Given problem:
Using the listing below, copy every line that mentions "mean".

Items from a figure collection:
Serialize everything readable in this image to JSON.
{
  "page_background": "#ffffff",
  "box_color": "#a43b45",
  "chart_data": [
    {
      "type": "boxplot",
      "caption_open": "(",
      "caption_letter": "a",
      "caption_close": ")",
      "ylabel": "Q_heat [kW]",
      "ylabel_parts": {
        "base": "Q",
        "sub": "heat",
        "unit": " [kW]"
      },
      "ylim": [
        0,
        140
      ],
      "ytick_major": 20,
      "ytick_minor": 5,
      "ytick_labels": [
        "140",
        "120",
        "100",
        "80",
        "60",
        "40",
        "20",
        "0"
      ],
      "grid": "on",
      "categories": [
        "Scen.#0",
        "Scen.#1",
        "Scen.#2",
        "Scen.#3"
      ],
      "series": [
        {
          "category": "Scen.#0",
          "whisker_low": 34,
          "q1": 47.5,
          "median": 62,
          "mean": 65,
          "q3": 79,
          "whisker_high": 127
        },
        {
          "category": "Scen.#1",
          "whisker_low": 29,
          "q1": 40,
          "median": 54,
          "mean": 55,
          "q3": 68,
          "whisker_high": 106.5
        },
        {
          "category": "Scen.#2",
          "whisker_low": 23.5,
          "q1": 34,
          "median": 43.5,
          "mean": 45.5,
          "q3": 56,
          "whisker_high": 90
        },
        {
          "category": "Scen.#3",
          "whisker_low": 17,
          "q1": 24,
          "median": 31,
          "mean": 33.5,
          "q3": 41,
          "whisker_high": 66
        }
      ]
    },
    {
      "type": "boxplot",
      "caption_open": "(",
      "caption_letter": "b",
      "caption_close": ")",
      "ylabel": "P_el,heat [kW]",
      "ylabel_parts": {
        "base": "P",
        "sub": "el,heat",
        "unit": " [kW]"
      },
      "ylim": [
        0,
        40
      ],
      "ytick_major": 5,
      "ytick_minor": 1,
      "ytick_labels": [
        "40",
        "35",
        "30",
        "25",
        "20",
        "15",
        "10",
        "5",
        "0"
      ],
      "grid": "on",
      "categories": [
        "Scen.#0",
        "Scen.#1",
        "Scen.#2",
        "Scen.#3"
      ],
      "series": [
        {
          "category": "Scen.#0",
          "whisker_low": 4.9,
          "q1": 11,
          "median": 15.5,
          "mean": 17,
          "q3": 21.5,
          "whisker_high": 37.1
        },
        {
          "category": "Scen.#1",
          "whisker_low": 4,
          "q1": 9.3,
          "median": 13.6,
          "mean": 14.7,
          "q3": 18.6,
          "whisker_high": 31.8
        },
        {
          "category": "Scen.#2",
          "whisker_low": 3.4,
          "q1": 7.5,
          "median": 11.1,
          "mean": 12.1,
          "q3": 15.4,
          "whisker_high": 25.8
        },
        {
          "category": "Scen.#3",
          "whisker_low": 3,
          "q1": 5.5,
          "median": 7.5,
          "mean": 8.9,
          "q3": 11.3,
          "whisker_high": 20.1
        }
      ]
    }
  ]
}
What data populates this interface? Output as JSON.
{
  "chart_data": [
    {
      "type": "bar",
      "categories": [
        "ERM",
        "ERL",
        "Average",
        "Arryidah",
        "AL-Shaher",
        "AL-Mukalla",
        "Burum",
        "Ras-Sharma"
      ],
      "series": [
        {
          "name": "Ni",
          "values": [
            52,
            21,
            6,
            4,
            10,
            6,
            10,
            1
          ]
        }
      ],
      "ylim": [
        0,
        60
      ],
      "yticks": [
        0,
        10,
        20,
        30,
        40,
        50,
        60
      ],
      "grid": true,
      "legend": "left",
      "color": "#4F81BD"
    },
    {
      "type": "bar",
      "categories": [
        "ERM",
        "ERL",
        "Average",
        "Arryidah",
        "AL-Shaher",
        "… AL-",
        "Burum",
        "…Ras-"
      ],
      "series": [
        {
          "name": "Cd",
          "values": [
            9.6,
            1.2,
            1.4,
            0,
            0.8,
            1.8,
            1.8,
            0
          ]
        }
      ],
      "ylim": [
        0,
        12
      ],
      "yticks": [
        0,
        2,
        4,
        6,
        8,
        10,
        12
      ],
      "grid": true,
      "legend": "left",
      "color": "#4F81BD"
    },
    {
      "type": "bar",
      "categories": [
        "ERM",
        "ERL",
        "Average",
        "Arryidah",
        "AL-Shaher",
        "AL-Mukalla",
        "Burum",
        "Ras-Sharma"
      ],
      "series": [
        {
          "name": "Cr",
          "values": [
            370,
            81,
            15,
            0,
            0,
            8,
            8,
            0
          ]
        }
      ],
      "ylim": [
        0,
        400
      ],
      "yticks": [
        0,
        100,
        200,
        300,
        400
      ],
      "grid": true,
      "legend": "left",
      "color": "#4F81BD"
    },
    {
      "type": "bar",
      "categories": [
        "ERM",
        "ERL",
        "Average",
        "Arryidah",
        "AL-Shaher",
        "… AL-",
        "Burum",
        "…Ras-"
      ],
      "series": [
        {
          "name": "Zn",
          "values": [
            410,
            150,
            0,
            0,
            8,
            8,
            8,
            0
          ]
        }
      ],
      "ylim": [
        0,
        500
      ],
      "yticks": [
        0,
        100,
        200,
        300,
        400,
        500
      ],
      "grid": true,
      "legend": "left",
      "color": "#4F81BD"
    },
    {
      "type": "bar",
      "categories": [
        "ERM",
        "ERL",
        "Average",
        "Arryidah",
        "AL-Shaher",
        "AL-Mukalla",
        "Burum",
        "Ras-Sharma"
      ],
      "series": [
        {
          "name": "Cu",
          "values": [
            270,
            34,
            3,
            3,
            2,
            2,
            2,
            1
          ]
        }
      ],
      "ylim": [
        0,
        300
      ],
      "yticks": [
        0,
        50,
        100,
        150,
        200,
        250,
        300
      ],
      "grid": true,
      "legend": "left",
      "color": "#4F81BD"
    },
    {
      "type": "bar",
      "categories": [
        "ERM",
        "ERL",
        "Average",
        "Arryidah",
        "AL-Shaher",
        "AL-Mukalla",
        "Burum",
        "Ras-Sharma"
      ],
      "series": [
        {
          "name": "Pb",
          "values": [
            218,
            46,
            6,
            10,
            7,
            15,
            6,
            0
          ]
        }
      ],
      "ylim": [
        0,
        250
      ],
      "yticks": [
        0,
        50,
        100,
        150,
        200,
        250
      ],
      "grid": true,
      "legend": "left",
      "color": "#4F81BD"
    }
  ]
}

The response:
          "mean": 65,
          "mean": 55,
          "mean": 45.5,
          "mean": 33.5,
          "mean": 17,
          "mean": 14.7,
          "mean": 12.1,
          "mean": 8.9,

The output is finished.